#### [REQUIREMENTS]
Reproduce each line of the material exactly, minus any picture.

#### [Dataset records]
>>>>>

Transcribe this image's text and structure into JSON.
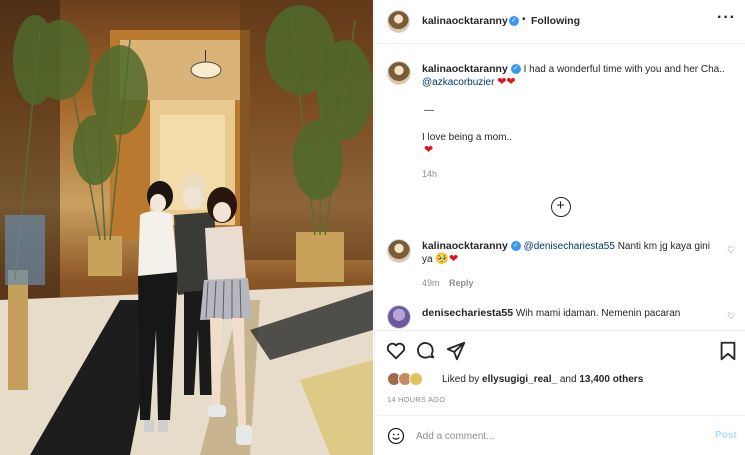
{
  "post": {
    "username": "kalinaocktaranny",
    "follow_status": "Following",
    "more_icon": "more-horizontal-icon"
  },
  "caption": {
    "username": "kalinaocktaranny",
    "line1": "I had a wonderful time with you and her Cha..",
    "mention": "@azkacorbuzier",
    "hearts": "❤❤",
    "dash": "—",
    "line2": "I love being a mom..",
    "heart2": "❤",
    "time": "14h"
  },
  "comments": [
    {
      "username": "kalinaocktaranny",
      "mention": "@denisechariesta55",
      "text_a": "Nanti km jg kaya gini",
      "text_b": "ya",
      "emoji": "🥺❤",
      "time": "49m",
      "reply_label": "Reply"
    },
    {
      "username": "denisechariesta55",
      "text": "Wih mami idaman. Nemenin pacaran"
    }
  ],
  "likes": {
    "prefix": "Liked by",
    "user": "ellysugigi_real_",
    "middle": "and",
    "count": "13,400 others"
  },
  "timestamp": "14 HOURS AGO",
  "comment_box": {
    "placeholder": "Add a comment...",
    "post_label": "Post"
  },
  "colors": {
    "link": "#00376b",
    "verified": "#3897f0",
    "heart": "#e0161e",
    "post_disabled": "#b2dffc"
  }
}
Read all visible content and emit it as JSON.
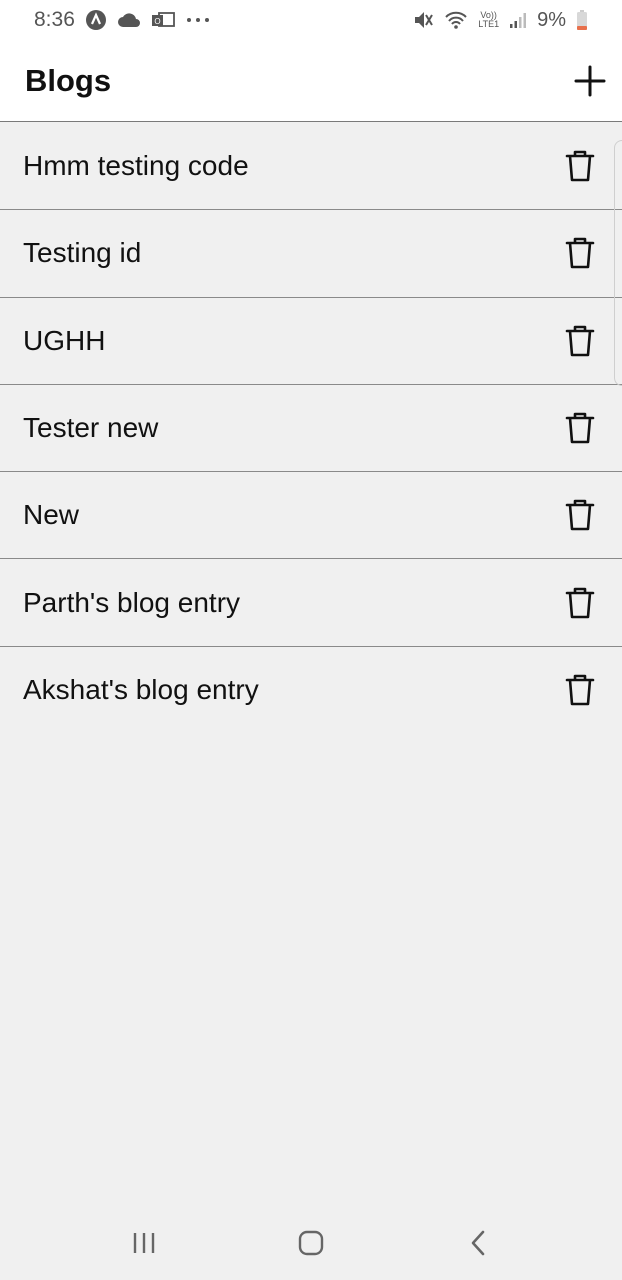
{
  "status_bar": {
    "time": "8:36",
    "battery_percent": "9%",
    "left_icons": [
      "app-notification-icon",
      "cloud-icon",
      "outlook-icon",
      "more-dots-icon"
    ],
    "right_icons": [
      "mute-icon",
      "wifi-icon",
      "volte-lte-icon",
      "signal-icon",
      "battery-low-icon"
    ],
    "volte_label": "Vo))",
    "lte_label": "LTE1",
    "battery_color": "#e8704c"
  },
  "header": {
    "title": "Blogs",
    "add_icon": "plus-icon"
  },
  "blogs": [
    {
      "title": "Hmm testing code"
    },
    {
      "title": "Testing id"
    },
    {
      "title": "UGHH"
    },
    {
      "title": "Tester new"
    },
    {
      "title": "New"
    },
    {
      "title": "Parth's blog entry"
    },
    {
      "title": "Akshat's blog entry"
    }
  ],
  "row_action_icon": "trash-icon",
  "nav_bar": {
    "buttons": [
      "recent-apps-icon",
      "home-icon",
      "back-icon"
    ]
  },
  "colors": {
    "background": "#f0f0f0",
    "header_background": "#ffffff",
    "divider": "#8a8a8a",
    "text": "#111111"
  }
}
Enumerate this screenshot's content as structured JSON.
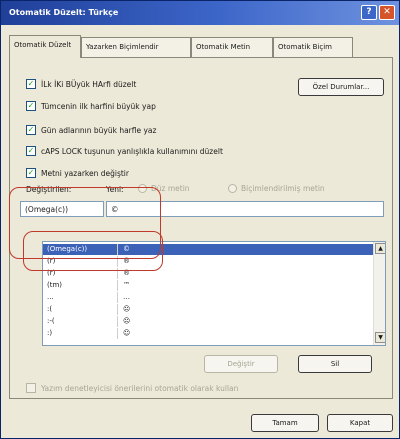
{
  "window": {
    "title": "Otomatik Düzelt: Türkçe",
    "help_glyph": "?",
    "close_glyph": "✕"
  },
  "tabs": [
    {
      "label": "Otomatik Düzelt",
      "active": true
    },
    {
      "label": "Yazarken Biçimlendir",
      "active": false
    },
    {
      "label": "Otomatik Metin",
      "active": false
    },
    {
      "label": "Otomatik Biçim",
      "active": false
    }
  ],
  "options": {
    "exceptions_button": "Özel Durumlar...",
    "checkboxes": [
      {
        "label": "İLk İKi BÜyük HArfi düzelt",
        "checked": true
      },
      {
        "label": "Tümcenin ilk harfini büyük yap",
        "checked": true
      },
      {
        "label": "Gün adlarının büyük harfle yaz",
        "checked": true
      },
      {
        "label": "cAPS LOCK tuşunun yanlışlıkla kullanımını düzelt",
        "checked": true
      },
      {
        "label": "Metni yazarken değiştir",
        "checked": true
      }
    ]
  },
  "replace": {
    "replace_label": "Değiştirilen:",
    "with_label": "Yeni:",
    "plain_text_radio": "Düz metin",
    "formatted_text_radio": "Biçimlendirilmiş metin",
    "replace_value": "(Omega(c))",
    "with_value": "©"
  },
  "entries": [
    {
      "from": "(Omega(c))",
      "to": "©",
      "selected": true
    },
    {
      "from": "(r)",
      "to": "®",
      "selected": false
    },
    {
      "from": "(r)",
      "to": "®",
      "selected": false
    },
    {
      "from": "(tm)",
      "to": "™",
      "selected": false
    },
    {
      "from": "...",
      "to": "…",
      "selected": false
    },
    {
      "from": ":(",
      "to": "☹",
      "selected": false
    },
    {
      "from": ":-(",
      "to": "☹",
      "selected": false
    },
    {
      "from": ":)",
      "to": "☺",
      "selected": false
    }
  ],
  "actions": {
    "replace_button": "Değiştir",
    "delete_button": "Sil"
  },
  "footer": {
    "spell_checker_label": "Yazım denetleyicisi önerilerini otomatik olarak kullan",
    "ok_button": "Tamam",
    "cancel_button": "Kapat"
  },
  "colors": {
    "title_bar": "#2a4ea8",
    "selection": "#3c62b8",
    "annotation": "#c0392b"
  },
  "icons": {
    "check": "checkmark-icon",
    "scroll_up": "scroll-up-arrow-icon",
    "scroll_down": "scroll-down-arrow-icon"
  }
}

<<<<<

#### [COMPLETED TASK]
Transcribe this image's text and structure into JSON.
{
  "post": {
    "username": "kalinaocktaranny",
    "follow_status": "Following",
    "more_icon": "more-horizontal-icon"
  },
  "caption": {
    "username": "kalinaocktaranny",
    "line1": "I had a wonderful time with you and her Cha..",
    "mention": "@azkacorbuzier",
    "hearts": "❤❤",
    "dash": "—",
    "line2": "I love being a mom..",
    "heart2": "❤",
    "time": "14h"
  },
  "comments": [
    {
      "username": "kalinaocktaranny",
      "mention": "@denisechariesta55",
      "text_a": "Nanti km jg kaya gini",
      "text_b": "ya",
      "emoji": "🥺❤",
      "time": "49m",
      "reply_label": "Reply"
    },
    {
      "username": "denisechariesta55",
      "text": "Wih mami idaman. Nemenin pacaran"
    }
  ],
  "likes": {
    "prefix": "Liked by",
    "user": "ellysugigi_real_",
    "middle": "and",
    "count": "13,400 others"
  },
  "timestamp": "14 HOURS AGO",
  "comment_box": {
    "placeholder": "Add a comment...",
    "post_label": "Post"
  },
  "colors": {
    "link": "#00376b",
    "verified": "#3897f0",
    "heart": "#e0161e",
    "post_disabled": "#b2dffc"
  }
}
Read all visible content and emit it as JSON.
{
  "status_bar": {
    "time": "8:36",
    "battery_percent": "9%",
    "left_icons": [
      "app-notification-icon",
      "cloud-icon",
      "outlook-icon",
      "more-dots-icon"
    ],
    "right_icons": [
      "mute-icon",
      "wifi-icon",
      "volte-lte-icon",
      "signal-icon",
      "battery-low-icon"
    ],
    "volte_label": "Vo))",
    "lte_label": "LTE1",
    "battery_color": "#e8704c"
  },
  "header": {
    "title": "Blogs",
    "add_icon": "plus-icon"
  },
  "blogs": [
    {
      "title": "Hmm testing code"
    },
    {
      "title": "Testing id"
    },
    {
      "title": "UGHH"
    },
    {
      "title": "Tester new"
    },
    {
      "title": "New"
    },
    {
      "title": "Parth's blog entry"
    },
    {
      "title": "Akshat's blog entry"
    }
  ],
  "row_action_icon": "trash-icon",
  "nav_bar": {
    "buttons": [
      "recent-apps-icon",
      "home-icon",
      "back-icon"
    ]
  },
  "colors": {
    "background": "#f0f0f0",
    "header_background": "#ffffff",
    "divider": "#8a8a8a",
    "text": "#111111"
  }
}
Enumerate this screenshot's content as structured JSON.
{
  "window": {
    "title": "Otomatik Düzelt: Türkçe",
    "help_glyph": "?",
    "close_glyph": "✕"
  },
  "tabs": [
    {
      "label": "Otomatik Düzelt",
      "active": true
    },
    {
      "label": "Yazarken Biçimlendir",
      "active": false
    },
    {
      "label": "Otomatik Metin",
      "active": false
    },
    {
      "label": "Otomatik Biçim",
      "active": false
    }
  ],
  "options": {
    "exceptions_button": "Özel Durumlar...",
    "checkboxes": [
      {
        "label": "İLk İKi BÜyük HArfi düzelt",
        "checked": true
      },
      {
        "label": "Tümcenin ilk harfini büyük yap",
        "checked": true
      },
      {
        "label": "Gün adlarının büyük harfle yaz",
        "checked": true
      },
      {
        "label": "cAPS LOCK tuşunun yanlışlıkla kullanımını düzelt",
        "checked": true
      },
      {
        "label": "Metni yazarken değiştir",
        "checked": true
      }
    ]
  },
  "replace": {
    "replace_label": "Değiştirilen:",
    "with_label": "Yeni:",
    "plain_text_radio": "Düz metin",
    "formatted_text_radio": "Biçimlendirilmiş metin",
    "replace_value": "(Omega(c))",
    "with_value": "©"
  },
  "entries": [
    {
      "from": "(Omega(c))",
      "to": "©",
      "selected": true
    },
    {
      "from": "(r)",
      "to": "®",
      "selected": false
    },
    {
      "from": "(r)",
      "to": "®",
      "selected": false
    },
    {
      "from": "(tm)",
      "to": "™",
      "selected": false
    },
    {
      "from": "...",
      "to": "…",
      "selected": false
    },
    {
      "from": ":(",
      "to": "☹",
      "selected": false
    },
    {
      "from": ":-(",
      "to": "☹",
      "selected": false
    },
    {
      "from": ":)",
      "to": "☺",
      "selected": false
    }
  ],
  "actions": {
    "replace_button": "Değiştir",
    "delete_button": "Sil"
  },
  "footer": {
    "spell_checker_label": "Yazım denetleyicisi önerilerini otomatik olarak kullan",
    "ok_button": "Tamam",
    "cancel_button": "Kapat"
  },
  "colors": {
    "title_bar": "#2a4ea8",
    "selection": "#3c62b8",
    "annotation": "#c0392b"
  },
  "icons": {
    "check": "checkmark-icon",
    "scroll_up": "scroll-up-arrow-icon",
    "scroll_down": "scroll-down-arrow-icon"
  }
}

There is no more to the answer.